### EXERCISE
Retype the material in full, keeping every word the same.

### Data excerpts
----
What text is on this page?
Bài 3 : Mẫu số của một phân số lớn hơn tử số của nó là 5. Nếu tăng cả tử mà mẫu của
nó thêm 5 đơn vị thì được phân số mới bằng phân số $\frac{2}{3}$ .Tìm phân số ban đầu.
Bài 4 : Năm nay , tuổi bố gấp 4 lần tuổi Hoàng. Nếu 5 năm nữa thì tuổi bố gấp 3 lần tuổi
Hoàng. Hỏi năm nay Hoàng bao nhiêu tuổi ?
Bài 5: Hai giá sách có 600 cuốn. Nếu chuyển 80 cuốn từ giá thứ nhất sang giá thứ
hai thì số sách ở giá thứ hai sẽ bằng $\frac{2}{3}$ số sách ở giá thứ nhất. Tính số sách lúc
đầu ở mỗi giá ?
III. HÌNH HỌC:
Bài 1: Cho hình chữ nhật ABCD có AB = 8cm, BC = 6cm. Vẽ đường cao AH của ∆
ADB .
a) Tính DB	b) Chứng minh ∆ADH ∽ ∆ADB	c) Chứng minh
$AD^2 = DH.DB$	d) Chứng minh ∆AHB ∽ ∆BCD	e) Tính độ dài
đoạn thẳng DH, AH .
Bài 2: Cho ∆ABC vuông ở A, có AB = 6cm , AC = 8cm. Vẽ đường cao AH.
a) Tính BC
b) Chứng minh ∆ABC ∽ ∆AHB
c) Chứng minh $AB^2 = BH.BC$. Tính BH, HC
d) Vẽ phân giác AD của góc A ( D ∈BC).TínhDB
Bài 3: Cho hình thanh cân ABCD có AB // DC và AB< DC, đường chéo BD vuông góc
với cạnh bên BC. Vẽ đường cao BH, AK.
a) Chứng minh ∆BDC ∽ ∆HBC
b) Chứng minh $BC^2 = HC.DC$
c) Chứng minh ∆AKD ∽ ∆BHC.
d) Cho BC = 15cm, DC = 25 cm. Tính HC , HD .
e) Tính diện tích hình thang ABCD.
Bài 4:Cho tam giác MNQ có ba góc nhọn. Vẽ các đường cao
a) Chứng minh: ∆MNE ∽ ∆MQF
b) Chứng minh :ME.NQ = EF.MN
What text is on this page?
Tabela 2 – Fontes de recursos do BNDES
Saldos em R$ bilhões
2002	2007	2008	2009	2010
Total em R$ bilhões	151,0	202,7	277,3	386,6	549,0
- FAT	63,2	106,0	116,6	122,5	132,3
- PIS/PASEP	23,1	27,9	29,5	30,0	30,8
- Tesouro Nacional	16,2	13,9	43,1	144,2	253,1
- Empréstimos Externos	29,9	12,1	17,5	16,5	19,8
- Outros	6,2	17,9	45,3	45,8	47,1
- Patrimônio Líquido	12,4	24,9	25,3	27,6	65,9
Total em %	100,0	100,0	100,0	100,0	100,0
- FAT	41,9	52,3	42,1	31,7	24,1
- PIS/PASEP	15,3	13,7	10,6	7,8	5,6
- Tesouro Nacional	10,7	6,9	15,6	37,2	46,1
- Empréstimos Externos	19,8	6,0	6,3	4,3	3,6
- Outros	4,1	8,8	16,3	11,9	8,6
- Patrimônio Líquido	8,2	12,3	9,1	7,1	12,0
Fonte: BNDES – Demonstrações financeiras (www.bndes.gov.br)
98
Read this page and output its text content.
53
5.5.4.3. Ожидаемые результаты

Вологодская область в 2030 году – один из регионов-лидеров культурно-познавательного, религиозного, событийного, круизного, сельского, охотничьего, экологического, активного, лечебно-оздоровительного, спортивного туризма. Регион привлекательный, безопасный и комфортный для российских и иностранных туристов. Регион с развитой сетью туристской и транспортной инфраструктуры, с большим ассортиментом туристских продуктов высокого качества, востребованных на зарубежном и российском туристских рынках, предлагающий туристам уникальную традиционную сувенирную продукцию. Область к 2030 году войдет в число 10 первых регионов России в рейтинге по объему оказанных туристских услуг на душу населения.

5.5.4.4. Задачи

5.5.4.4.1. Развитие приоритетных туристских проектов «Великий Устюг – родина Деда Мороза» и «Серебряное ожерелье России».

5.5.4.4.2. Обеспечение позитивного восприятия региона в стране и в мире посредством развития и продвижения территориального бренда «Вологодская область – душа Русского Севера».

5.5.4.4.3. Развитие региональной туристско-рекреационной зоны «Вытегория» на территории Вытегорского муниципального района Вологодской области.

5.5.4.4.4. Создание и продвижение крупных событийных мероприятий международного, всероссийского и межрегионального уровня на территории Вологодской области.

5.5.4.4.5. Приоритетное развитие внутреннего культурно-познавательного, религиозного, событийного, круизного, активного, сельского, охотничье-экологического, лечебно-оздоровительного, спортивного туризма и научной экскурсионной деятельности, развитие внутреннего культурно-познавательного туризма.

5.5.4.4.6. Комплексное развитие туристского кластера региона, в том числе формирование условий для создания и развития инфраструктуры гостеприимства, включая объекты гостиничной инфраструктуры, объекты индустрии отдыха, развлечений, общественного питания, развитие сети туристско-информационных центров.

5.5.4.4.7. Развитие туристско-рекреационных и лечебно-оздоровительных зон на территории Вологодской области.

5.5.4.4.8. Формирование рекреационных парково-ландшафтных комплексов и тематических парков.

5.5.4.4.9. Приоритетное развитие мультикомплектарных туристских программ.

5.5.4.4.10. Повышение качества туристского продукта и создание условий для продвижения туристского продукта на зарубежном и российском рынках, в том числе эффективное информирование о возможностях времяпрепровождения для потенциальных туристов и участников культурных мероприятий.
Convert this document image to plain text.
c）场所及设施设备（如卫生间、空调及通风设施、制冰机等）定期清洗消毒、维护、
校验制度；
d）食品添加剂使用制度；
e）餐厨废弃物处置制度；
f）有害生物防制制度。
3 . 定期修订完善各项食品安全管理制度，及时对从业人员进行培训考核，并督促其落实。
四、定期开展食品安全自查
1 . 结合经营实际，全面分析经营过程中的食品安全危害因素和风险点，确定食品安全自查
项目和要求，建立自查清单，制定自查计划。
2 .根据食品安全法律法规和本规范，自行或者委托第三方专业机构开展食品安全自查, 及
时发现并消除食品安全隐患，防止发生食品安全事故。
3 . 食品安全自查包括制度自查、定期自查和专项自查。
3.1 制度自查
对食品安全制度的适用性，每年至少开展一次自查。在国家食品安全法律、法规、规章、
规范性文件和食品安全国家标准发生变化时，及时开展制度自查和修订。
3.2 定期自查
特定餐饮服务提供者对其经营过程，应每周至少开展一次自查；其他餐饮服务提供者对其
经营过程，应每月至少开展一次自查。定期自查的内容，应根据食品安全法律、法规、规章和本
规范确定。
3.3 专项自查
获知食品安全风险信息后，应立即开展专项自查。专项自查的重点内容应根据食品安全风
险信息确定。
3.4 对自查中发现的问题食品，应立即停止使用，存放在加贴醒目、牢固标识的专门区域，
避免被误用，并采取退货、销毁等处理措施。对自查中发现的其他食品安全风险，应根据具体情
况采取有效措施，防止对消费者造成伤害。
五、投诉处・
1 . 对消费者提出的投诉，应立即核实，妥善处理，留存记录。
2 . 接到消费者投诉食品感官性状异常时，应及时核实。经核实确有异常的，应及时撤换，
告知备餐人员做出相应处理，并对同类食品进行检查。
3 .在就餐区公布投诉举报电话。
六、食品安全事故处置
----
### EXERCISE ANSWER
What text is on this page?
Bài 3 : Mẫu số của một phân số lớn hơn tử số của nó là 5. Nếu tăng cả tử mà mẫu của
nó thêm 5 đơn vị thì được phân số mới bằng phân số $\frac{2}{3}$ .Tìm phân số ban đầu.
Bài 4 : Năm nay , tuổi bố gấp 4 lần tuổi Hoàng. Nếu 5 năm nữa thì tuổi bố gấp 3 lần tuổi
Hoàng. Hỏi năm nay Hoàng bao nhiêu tuổi ?
Bài 5: Hai giá sách có 600 cuốn. Nếu chuyển 80 cuốn từ giá thứ nhất sang giá thứ
hai thì số sách ở giá thứ hai sẽ bằng $\frac{2}{3}$ số sách ở giá thứ nhất. Tính số sách lúc
đầu ở mỗi giá ?
III. HÌNH HỌC:
Bài 1: Cho hình chữ nhật ABCD có AB = 8cm, BC = 6cm. Vẽ đường cao AH của ∆
ADB .
a) Tính DB	b) Chứng minh ∆ADH ∽ ∆ADB	c) Chứng minh
$AD^2 = DH.DB$	d) Chứng minh ∆AHB ∽ ∆BCD	e) Tính độ dài
đoạn thẳng DH, AH .
Bài 2: Cho ∆ABC vuông ở A, có AB = 6cm , AC = 8cm. Vẽ đường cao AH.
a) Tính BC
b) Chứng minh ∆ABC ∽ ∆AHB
c) Chứng minh $AB^2 = BH.BC$. Tính BH, HC
d) Vẽ phân giác AD của góc A ( D ∈BC).TínhDB
Bài 3: Cho hình thanh cân ABCD có AB // DC và AB< DC, đường chéo BD vuông góc
với cạnh bên BC. Vẽ đường cao BH, AK.
a) Chứng minh ∆BDC ∽ ∆HBC
b) Chứng minh $BC^2 = HC.DC$
c) Chứng minh ∆AKD ∽ ∆BHC.
d) Cho BC = 15cm, DC = 25 cm. Tính HC , HD .
e) Tính diện tích hình thang ABCD.
Bài 4:Cho tam giác MNQ có ba góc nhọn. Vẽ các đường cao
a) Chứng minh: ∆MNE ∽ ∆MQF
b) Chứng minh :ME.NQ = EF.MN
What text is on this page?
Tabela 2 – Fontes de recursos do BNDES
Saldos em R$ bilhões
2002	2007	2008	2009	2010
Total em R$ bilhões	151,0	202,7	277,3	386,6	549,0
- FAT	63,2	106,0	116,6	122,5	132,3
- PIS/PASEP	23,1	27,9	29,5	30,0	30,8
- Tesouro Nacional	16,2	13,9	43,1	144,2	253,1
- Empréstimos Externos	29,9	12,1	17,5	16,5	19,8
- Outros	6,2	17,9	45,3	45,8	47,1
- Patrimônio Líquido	12,4	24,9	25,3	27,6	65,9
Total em %	100,0	100,0	100,0	100,0	100,0
- FAT	41,9	52,3	42,1	31,7	24,1
- PIS/PASEP	15,3	13,7	10,6	7,8	5,6
- Tesouro Nacional	10,7	6,9	15,6	37,2	46,1
- Empréstimos Externos	19,8	6,0	6,3	4,3	3,6
- Outros	4,1	8,8	16,3	11,9	8,6
- Patrimônio Líquido	8,2	12,3	9,1	7,1	12,0
Fonte: BNDES – Demonstrações financeiras (www.bndes.gov.br)
98
Read this page and output its text content.
53
5.5.4.3. Ожидаемые результаты

Вологодская область в 2030 году – один из регионов-лидеров культурно-познавательного, религиозного, событийного, круизного, сельского, охотничьего, экологического, активного, лечебно-оздоровительного, спортивного туризма. Регион привлекательный, безопасный и комфортный для российских и иностранных туристов. Регион с развитой сетью туристской и транспортной инфраструктуры, с большим ассортиментом туристских продуктов высокого качества, востребованных на зарубежном и российском туристских рынках, предлагающий туристам уникальную традиционную сувенирную продукцию. Область к 2030 году войдет в число 10 первых регионов России в рейтинге по объему оказанных туристских услуг на душу населения.

5.5.4.4. Задачи

5.5.4.4.1. Развитие приоритетных туристских проектов «Великий Устюг – родина Деда Мороза» и «Серебряное ожерелье России».

5.5.4.4.2. Обеспечение позитивного восприятия региона в стране и в мире посредством развития и продвижения территориального бренда «Вологодская область – душа Русского Севера».

5.5.4.4.3. Развитие региональной туристско-рекреационной зоны «Вытегория» на территории Вытегорского муниципального района Вологодской области.

5.5.4.4.4. Создание и продвижение крупных событийных мероприятий международного, всероссийского и межрегионального уровня на территории Вологодской области.

5.5.4.4.5. Приоритетное развитие внутреннего культурно-познавательного, религиозного, событийного, круизного, активного, сельского, охотничье-экологического, лечебно-оздоровительного, спортивного туризма и научной экскурсионной деятельности, развитие внутреннего культурно-познавательного туризма.

5.5.4.4.6. Комплексное развитие туристского кластера региона, в том числе формирование условий для создания и развития инфраструктуры гостеприимства, включая объекты гостиничной инфраструктуры, объекты индустрии отдыха, развлечений, общественного питания, развитие сети туристско-информационных центров.

5.5.4.4.7. Развитие туристско-рекреационных и лечебно-оздоровительных зон на территории Вологодской области.

5.5.4.4.8. Формирование рекреационных парково-ландшафтных комплексов и тематических парков.

5.5.4.4.9. Приоритетное развитие мультикомплектарных туристских программ.

5.5.4.4.10. Повышение качества туристского продукта и создание условий для продвижения туристского продукта на зарубежном и российском рынках, в том числе эффективное информирование о возможностях времяпрепровождения для потенциальных туристов и участников культурных мероприятий.
Convert this document image to plain text.
c）场所及设施设备（如卫生间、空调及通风设施、制冰机等）定期清洗消毒、维护、
校验制度；
d）食品添加剂使用制度；
e）餐厨废弃物处置制度；
f）有害生物防制制度。
3 . 定期修订完善各项食品安全管理制度，及时对从业人员进行培训考核，并督促其落实。
四、定期开展食品安全自查
1 . 结合经营实际，全面分析经营过程中的食品安全危害因素和风险点，确定食品安全自查
项目和要求，建立自查清单，制定自查计划。
2 .根据食品安全法律法规和本规范，自行或者委托第三方专业机构开展食品安全自查, 及
时发现并消除食品安全隐患，防止发生食品安全事故。
3 . 食品安全自查包括制度自查、定期自查和专项自查。
3.1 制度自查
对食品安全制度的适用性，每年至少开展一次自查。在国家食品安全法律、法规、规章、
规范性文件和食品安全国家标准发生变化时，及时开展制度自查和修订。
3.2 定期自查
特定餐饮服务提供者对其经营过程，应每周至少开展一次自查；其他餐饮服务提供者对其
经营过程，应每月至少开展一次自查。定期自查的内容，应根据食品安全法律、法规、规章和本
规范确定。
3.3 专项自查
获知食品安全风险信息后，应立即开展专项自查。专项自查的重点内容应根据食品安全风
险信息确定。
3.4 对自查中发现的问题食品，应立即停止使用，存放在加贴醒目、牢固标识的专门区域，
避免被误用，并采取退货、销毁等处理措施。对自查中发现的其他食品安全风险，应根据具体情
况采取有效措施，防止对消费者造成伤害。
五、投诉处・
1 . 对消费者提出的投诉，应立即核实，妥善处理，留存记录。
2 . 接到消费者投诉食品感官性状异常时，应及时核实。经核实确有异常的，应及时撤换，
告知备餐人员做出相应处理，并对同类食品进行检查。
3 .在就餐区公布投诉举报电话。
六、食品安全事故处置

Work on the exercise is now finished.